# WHAT YOU SHOULD DO
Recast the entries below as a JSON list of strings, one string per line and blank lines left out, starting with the line containing "List UI elements" and going on through the line containing "y-tick-label: 1 bbox=[56, 590, 64, 606]". Leave the pictures out of the answer.

# EXERCISE DATA
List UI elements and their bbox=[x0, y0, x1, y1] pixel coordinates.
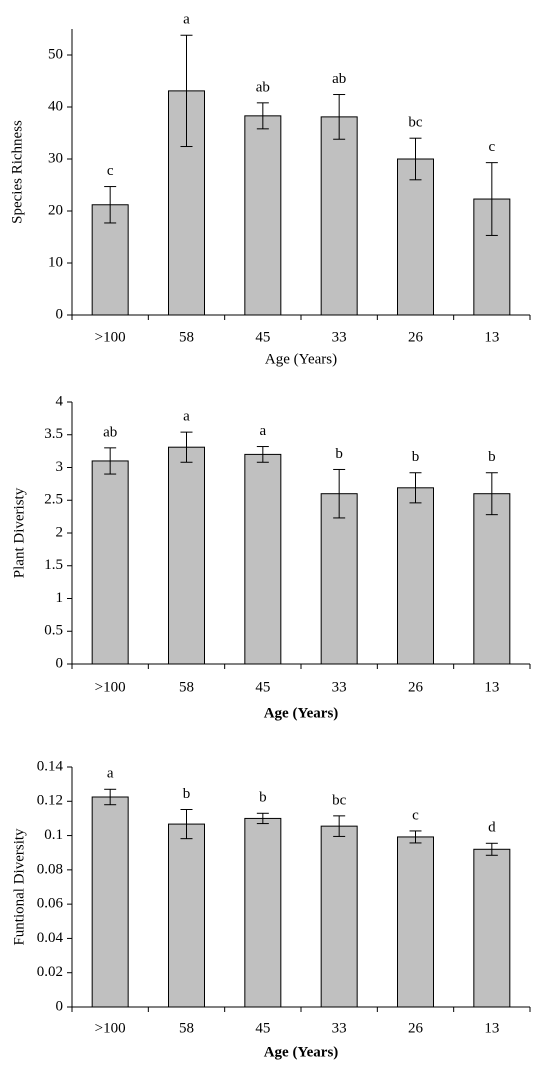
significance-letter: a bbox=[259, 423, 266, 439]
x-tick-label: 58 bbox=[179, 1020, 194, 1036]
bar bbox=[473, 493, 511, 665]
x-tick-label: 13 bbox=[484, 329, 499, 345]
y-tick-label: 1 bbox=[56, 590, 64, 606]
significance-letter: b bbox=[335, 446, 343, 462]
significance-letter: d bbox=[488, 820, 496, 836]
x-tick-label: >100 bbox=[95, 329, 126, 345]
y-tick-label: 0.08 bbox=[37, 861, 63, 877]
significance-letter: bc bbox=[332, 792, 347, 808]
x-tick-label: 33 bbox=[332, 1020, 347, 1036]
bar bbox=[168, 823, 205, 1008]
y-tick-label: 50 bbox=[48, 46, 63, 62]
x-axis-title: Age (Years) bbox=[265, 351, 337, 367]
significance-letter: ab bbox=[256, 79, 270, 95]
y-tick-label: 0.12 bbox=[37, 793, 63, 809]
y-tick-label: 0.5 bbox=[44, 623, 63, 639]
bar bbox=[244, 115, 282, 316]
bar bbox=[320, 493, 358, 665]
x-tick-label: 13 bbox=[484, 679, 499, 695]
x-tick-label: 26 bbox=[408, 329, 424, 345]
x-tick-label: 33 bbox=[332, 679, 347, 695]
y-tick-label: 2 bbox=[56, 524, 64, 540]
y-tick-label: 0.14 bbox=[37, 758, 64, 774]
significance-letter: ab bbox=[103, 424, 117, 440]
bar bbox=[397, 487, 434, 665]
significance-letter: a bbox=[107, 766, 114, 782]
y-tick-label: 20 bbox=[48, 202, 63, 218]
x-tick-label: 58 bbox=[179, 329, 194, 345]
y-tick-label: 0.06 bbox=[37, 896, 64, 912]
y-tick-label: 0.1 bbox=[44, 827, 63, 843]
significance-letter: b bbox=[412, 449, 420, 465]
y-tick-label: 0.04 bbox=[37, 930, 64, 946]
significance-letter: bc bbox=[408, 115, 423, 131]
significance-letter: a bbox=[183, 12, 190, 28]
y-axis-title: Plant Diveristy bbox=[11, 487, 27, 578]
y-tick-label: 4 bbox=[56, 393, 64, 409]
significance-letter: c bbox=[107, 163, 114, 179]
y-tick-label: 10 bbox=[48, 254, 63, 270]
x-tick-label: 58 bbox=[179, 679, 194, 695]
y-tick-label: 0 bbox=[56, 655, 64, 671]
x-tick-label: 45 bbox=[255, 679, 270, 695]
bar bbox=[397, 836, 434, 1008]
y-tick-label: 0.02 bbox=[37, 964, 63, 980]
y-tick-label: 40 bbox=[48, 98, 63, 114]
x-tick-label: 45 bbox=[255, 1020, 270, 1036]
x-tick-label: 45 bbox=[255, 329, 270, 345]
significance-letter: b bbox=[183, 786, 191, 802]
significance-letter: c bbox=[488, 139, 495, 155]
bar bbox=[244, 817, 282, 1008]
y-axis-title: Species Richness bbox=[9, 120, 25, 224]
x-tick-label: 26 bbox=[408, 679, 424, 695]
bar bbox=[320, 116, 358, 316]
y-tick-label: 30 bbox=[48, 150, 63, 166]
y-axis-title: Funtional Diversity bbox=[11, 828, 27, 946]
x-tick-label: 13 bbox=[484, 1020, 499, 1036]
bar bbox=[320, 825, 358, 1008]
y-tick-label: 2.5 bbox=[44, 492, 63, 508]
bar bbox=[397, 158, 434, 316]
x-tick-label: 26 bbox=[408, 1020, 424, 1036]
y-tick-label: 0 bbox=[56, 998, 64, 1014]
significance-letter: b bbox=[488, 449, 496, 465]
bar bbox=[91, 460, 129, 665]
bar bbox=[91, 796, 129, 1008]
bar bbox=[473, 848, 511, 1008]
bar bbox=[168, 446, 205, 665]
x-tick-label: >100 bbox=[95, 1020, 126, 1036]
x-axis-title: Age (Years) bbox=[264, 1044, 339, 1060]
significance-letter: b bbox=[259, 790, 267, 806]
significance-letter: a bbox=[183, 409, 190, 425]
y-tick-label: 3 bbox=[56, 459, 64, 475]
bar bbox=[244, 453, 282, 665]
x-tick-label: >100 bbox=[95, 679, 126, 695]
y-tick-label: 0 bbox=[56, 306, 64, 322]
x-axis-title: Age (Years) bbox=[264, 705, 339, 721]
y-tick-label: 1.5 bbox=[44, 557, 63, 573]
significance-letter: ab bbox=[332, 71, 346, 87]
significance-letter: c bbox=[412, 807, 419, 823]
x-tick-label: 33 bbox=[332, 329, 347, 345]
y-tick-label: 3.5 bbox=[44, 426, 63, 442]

==

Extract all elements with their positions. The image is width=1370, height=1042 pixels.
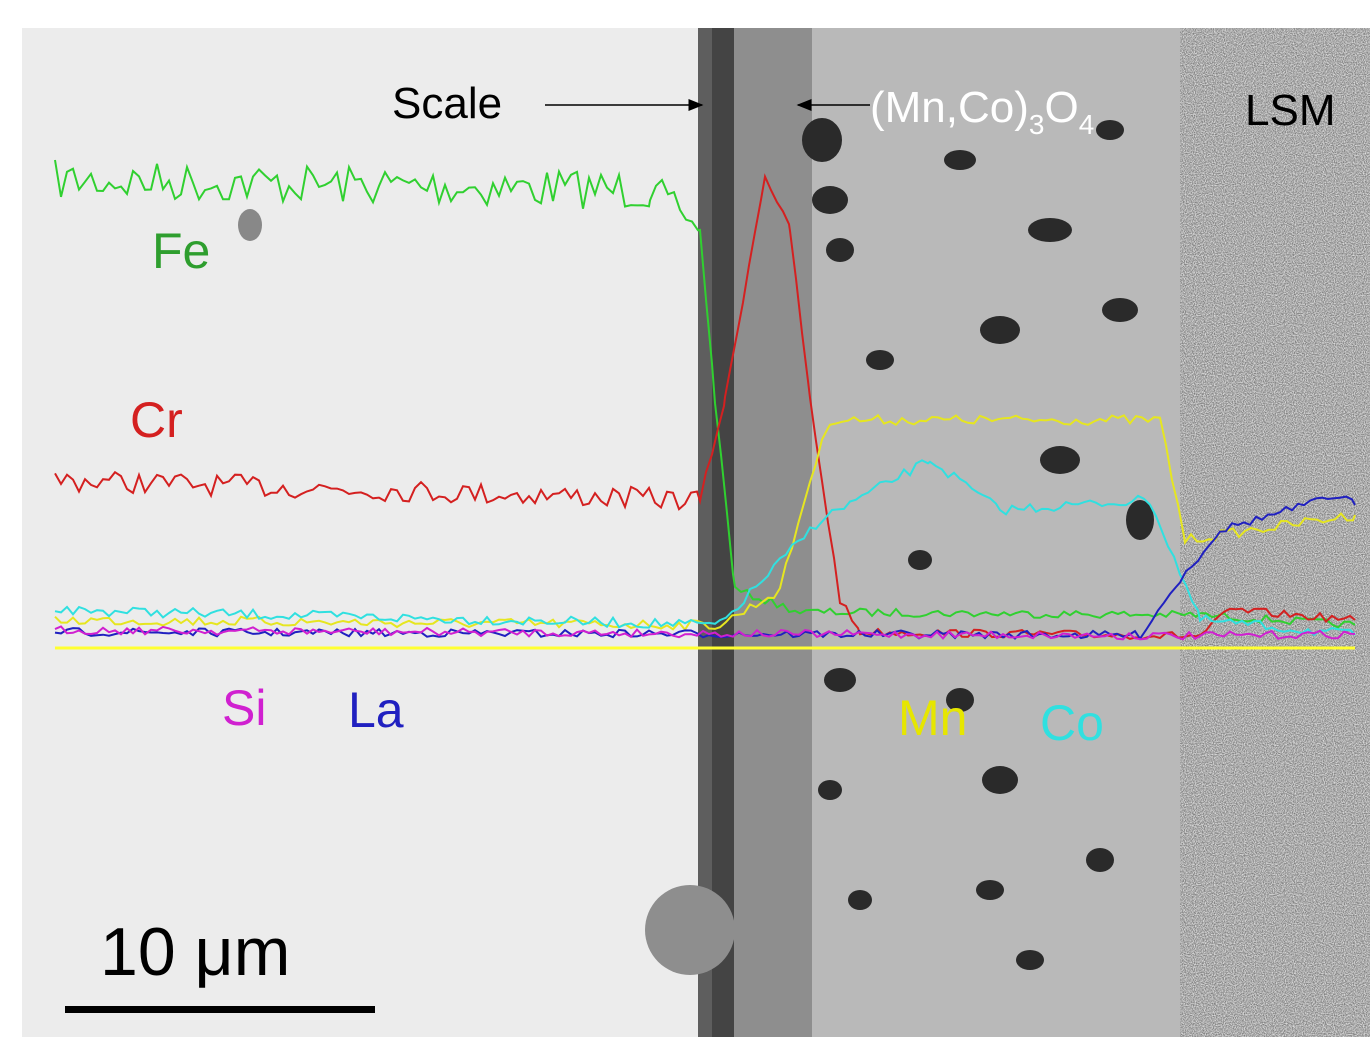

# EXPECTED OUTPUT
[
  "List UI elements and their bbox=[x0, y0, x1, y1] pixel coordinates.",
  "significance-letter: a bbox=[259, 423, 266, 439]",
  "x-tick-label: 58 bbox=[179, 1020, 194, 1036]",
  "bar bbox=[473, 493, 511, 665]",
  "x-tick-label: 13 bbox=[484, 329, 499, 345]",
  "y-tick-label: 1 bbox=[56, 590, 64, 606]"
]